_Stored rows_

Begin

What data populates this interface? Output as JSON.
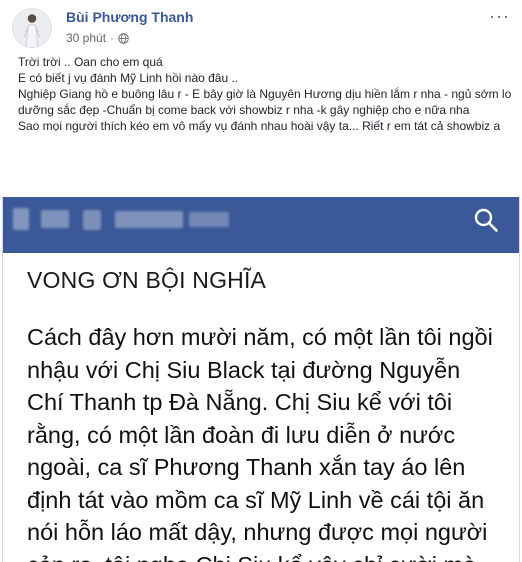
{
  "post": {
    "author": "Bùi Phương Thanh",
    "time": "30 phút",
    "privacy_icon": "globe-icon",
    "more_icon": "more-options-icon",
    "more_label": "···",
    "caption_lines": [
      "Trời trời .. Oan cho em quá",
      "E có biết j vụ đánh Mỹ Linh hồi nào đâu ..",
      "Nghiệp Giang hồ e buông lâu r - E bây giờ là Nguyên Hương dịu hiền lắm r nha - ngủ sớm lo dưỡng sắc đẹp -Chuẩn bị come back với showbiz r nha -k gây nghiệp cho e nữa nha",
      "Sao mọi người thích kéo em vô mấy vụ đánh nhau hoài vậy ta... Riết r em tát cả showbiz a"
    ]
  },
  "screenshot": {
    "header_color": "#3b5998",
    "search_icon": "search-icon",
    "title": "VONG ƠN BỘI NGHĨA",
    "body_lines": [
      "Cách đây hơn mười năm, có một lần tôi ngồi",
      "nhậu với Chị Siu Black tại đường Nguyễn",
      "Chí Thanh tp Đà Nẵng. Chị Siu kể với tôi",
      "rằng, có một lần đoàn đi lưu diễn ở nước",
      "ngoài, ca sĩ Phương Thanh xắn tay áo lên",
      "định tát vào mồm ca sĩ Mỹ Linh về cái tội ăn",
      "nói hỗn láo mất dậy, nhưng được mọi người",
      "cản ra, tôi nghe Chị Siu kể vậy chỉ cười mà"
    ]
  }
}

End

_Exercise goal_
Set down every record once more, word for word, without pictures.

_Result for this exercise_
What data populates this interface? Output as JSON.
{
  "post": {
    "author": "Bùi Phương Thanh",
    "time": "30 phút",
    "privacy_icon": "globe-icon",
    "more_icon": "more-options-icon",
    "more_label": "···",
    "caption_lines": [
      "Trời trời .. Oan cho em quá",
      "E có biết j vụ đánh Mỹ Linh hồi nào đâu ..",
      "Nghiệp Giang hồ e buông lâu r - E bây giờ là Nguyên Hương dịu hiền lắm r nha - ngủ sớm lo dưỡng sắc đẹp -Chuẩn bị come back với showbiz r nha -k gây nghiệp cho e nữa nha",
      "Sao mọi người thích kéo em vô mấy vụ đánh nhau hoài vậy ta... Riết r em tát cả showbiz a"
    ]
  },
  "screenshot": {
    "header_color": "#3b5998",
    "search_icon": "search-icon",
    "title": "VONG ƠN BỘI NGHĨA",
    "body_lines": [
      "Cách đây hơn mười năm, có một lần tôi ngồi",
      "nhậu với Chị Siu Black tại đường Nguyễn",
      "Chí Thanh tp Đà Nẵng. Chị Siu kể với tôi",
      "rằng, có một lần đoàn đi lưu diễn ở nước",
      "ngoài, ca sĩ Phương Thanh xắn tay áo lên",
      "định tát vào mồm ca sĩ Mỹ Linh về cái tội ăn",
      "nói hỗn láo mất dậy, nhưng được mọi người",
      "cản ra, tôi nghe Chị Siu kể vậy chỉ cười mà"
    ]
  }
}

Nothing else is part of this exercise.